- [Exercise task] Go through the listing below and list every line with "마지막으로".

- [Dataset records]
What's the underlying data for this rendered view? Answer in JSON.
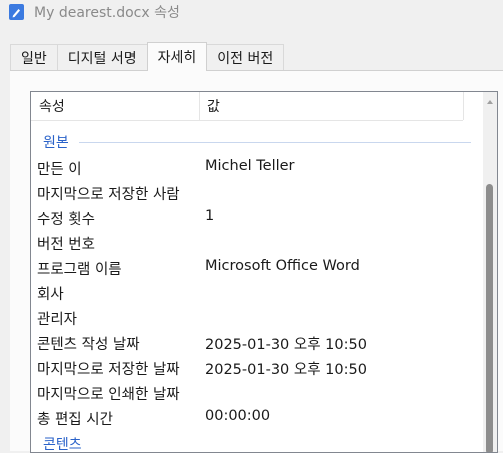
{
  "window": {
    "title": "My dearest.docx 속성"
  },
  "tabs": [
    {
      "label": "일반"
    },
    {
      "label": "디지털 서명"
    },
    {
      "label": "자세히"
    },
    {
      "label": "이전 버전"
    }
  ],
  "active_tab": "자세히",
  "columns": {
    "property": "속성",
    "value": "값"
  },
  "sections": {
    "origin": "원본",
    "content_partial": "콘텐츠"
  },
  "properties": [
    {
      "name": "만든 이",
      "value": "Michel Teller"
    },
    {
      "name": "마지막으로 저장한 사람",
      "value": ""
    },
    {
      "name": "수정 횟수",
      "value": "1"
    },
    {
      "name": "버전 번호",
      "value": ""
    },
    {
      "name": "프로그램 이름",
      "value": "Microsoft Office Word"
    },
    {
      "name": "회사",
      "value": ""
    },
    {
      "name": "관리자",
      "value": ""
    },
    {
      "name": "콘텐츠 작성 날짜",
      "value": "2025-01-30 오후 10:50"
    },
    {
      "name": "마지막으로 저장한 날짜",
      "value": "2025-01-30 오후 10:50"
    },
    {
      "name": "마지막으로 인쇄한 날짜",
      "value": ""
    },
    {
      "name": "총 편집 시간",
      "value": "00:00:00"
    }
  ],
  "colors": {
    "accent": "#2a62c9",
    "icon": "#3b7ae0"
  },
  "icons": {
    "window": "document-edit-icon"
  }
}
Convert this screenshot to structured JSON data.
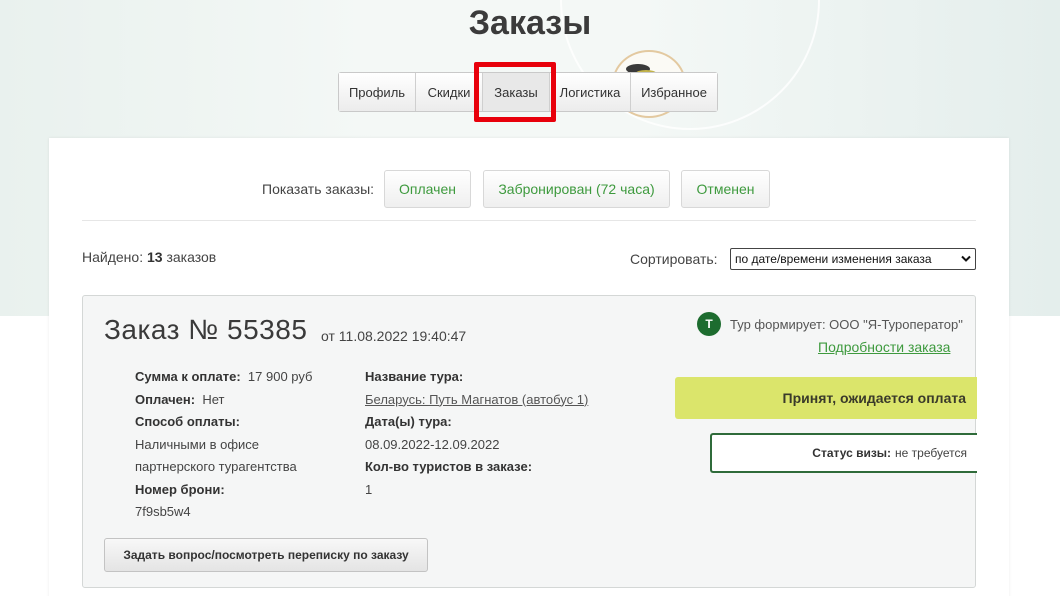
{
  "header": {
    "title": "Заказы",
    "tabs": [
      "Профиль",
      "Скидки",
      "Заказы",
      "Логистика",
      "Избранное"
    ],
    "active_tab": "Заказы"
  },
  "filter": {
    "label": "Показать заказы:",
    "buttons": [
      "Оплачен",
      "Забронирован (72 часа)",
      "Отменен"
    ]
  },
  "summary": {
    "found_prefix": "Найдено:",
    "found_count": "13",
    "found_suffix": "заказов",
    "sort_label": "Сортировать:",
    "sort_value": "по дате/времени изменения заказа"
  },
  "order": {
    "number": "Заказ № 55385",
    "date": "от 11.08.2022 19:40:47",
    "amount_label": "Сумма к оплате:",
    "amount_value": "17 900 руб",
    "paid_label": "Оплачен:",
    "paid_value": "Нет",
    "payment_method_label": "Способ оплаты:",
    "payment_method_line1": "Наличными в офисе",
    "payment_method_line2": "партнерского турагентства",
    "booking_label": "Номер брони:",
    "booking_value": "7f9sb5w4",
    "tour_name_label": "Название тура:",
    "tour_name_value": "Беларусь: Путь Магнатов (автобус 1)",
    "tour_dates_label": "Дата(ы) тура:",
    "tour_dates_value": "08.09.2022-12.09.2022",
    "tourists_label": "Кол-во туристов в заказе:",
    "tourists_value": "1",
    "operator_badge": "T",
    "operator_text": "Тур формирует: ООО \"Я-Туроператор\"",
    "details_link": "Подробности заказа",
    "status": "Принят, ожидается оплата",
    "visa_label": "Статус визы:",
    "visa_value": "не требуется",
    "ask_button": "Задать вопрос/посмотреть переписку по заказу"
  },
  "colors": {
    "accent_green": "#3e9a3e",
    "status_yellow": "#dbe56b",
    "dark_green": "#1d6c2f",
    "highlight_red": "#e8000b"
  }
}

- [Exercise result]
      "name": "마지막으로 저장한 사람",
      "name": "마지막으로 저장한 날짜",
      "name": "마지막으로 인쇄한 날짜",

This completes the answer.